- Raw records:
* * * * *
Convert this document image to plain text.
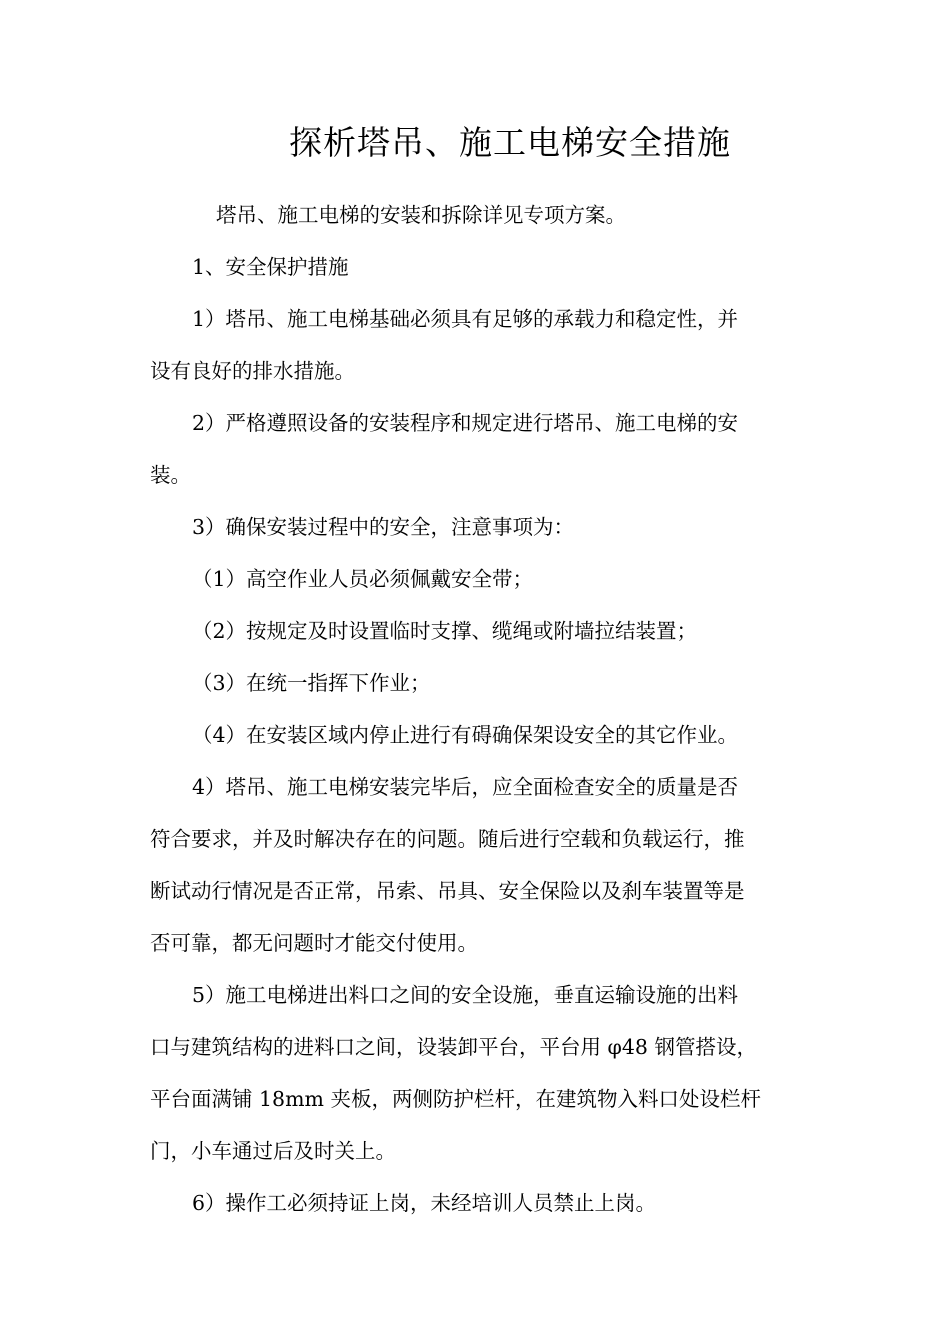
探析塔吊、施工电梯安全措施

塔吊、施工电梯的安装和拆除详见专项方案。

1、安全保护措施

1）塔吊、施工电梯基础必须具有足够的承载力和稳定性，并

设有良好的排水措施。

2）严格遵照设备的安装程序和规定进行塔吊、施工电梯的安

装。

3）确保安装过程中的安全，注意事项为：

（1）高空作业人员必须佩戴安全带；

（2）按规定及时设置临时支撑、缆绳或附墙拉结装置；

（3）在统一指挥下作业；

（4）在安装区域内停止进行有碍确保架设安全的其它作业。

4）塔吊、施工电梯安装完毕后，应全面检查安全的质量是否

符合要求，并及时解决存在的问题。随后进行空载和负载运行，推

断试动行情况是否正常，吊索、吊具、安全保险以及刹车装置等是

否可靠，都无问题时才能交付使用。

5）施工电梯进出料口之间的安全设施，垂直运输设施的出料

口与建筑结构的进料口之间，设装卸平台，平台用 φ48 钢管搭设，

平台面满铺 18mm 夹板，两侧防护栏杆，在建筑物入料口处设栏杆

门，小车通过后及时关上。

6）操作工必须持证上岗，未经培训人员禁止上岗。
* * * * *
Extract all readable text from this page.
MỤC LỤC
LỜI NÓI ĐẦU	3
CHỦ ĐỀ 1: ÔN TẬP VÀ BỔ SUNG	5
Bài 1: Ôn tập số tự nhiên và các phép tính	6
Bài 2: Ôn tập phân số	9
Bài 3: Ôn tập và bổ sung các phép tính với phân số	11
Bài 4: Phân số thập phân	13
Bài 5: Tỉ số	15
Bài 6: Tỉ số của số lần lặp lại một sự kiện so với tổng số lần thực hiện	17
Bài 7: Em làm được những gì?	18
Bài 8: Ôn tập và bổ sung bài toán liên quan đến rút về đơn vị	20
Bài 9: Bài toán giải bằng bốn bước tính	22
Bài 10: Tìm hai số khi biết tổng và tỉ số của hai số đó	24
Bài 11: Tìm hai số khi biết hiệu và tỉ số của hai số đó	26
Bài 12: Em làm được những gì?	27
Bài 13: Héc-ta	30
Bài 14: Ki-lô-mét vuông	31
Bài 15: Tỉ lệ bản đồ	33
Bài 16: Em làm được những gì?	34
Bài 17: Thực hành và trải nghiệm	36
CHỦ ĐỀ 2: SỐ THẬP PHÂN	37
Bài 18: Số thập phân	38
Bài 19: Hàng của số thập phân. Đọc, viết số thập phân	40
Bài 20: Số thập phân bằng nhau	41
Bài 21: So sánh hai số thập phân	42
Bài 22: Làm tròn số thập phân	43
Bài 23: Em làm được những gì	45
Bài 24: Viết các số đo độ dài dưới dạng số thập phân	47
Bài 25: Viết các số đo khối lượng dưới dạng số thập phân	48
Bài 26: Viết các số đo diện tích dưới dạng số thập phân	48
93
* * * * *
- What needs to be done:
Each line with the string "tính" in it needs to be found and copied.

- Answer to the problem:
Bài 1: Ôn tập số tự nhiên và các phép tính	6
Bài 3: Ôn tập và bổ sung các phép tính với phân số	11
Bài 9: Bài toán giải bằng bốn bước tính	22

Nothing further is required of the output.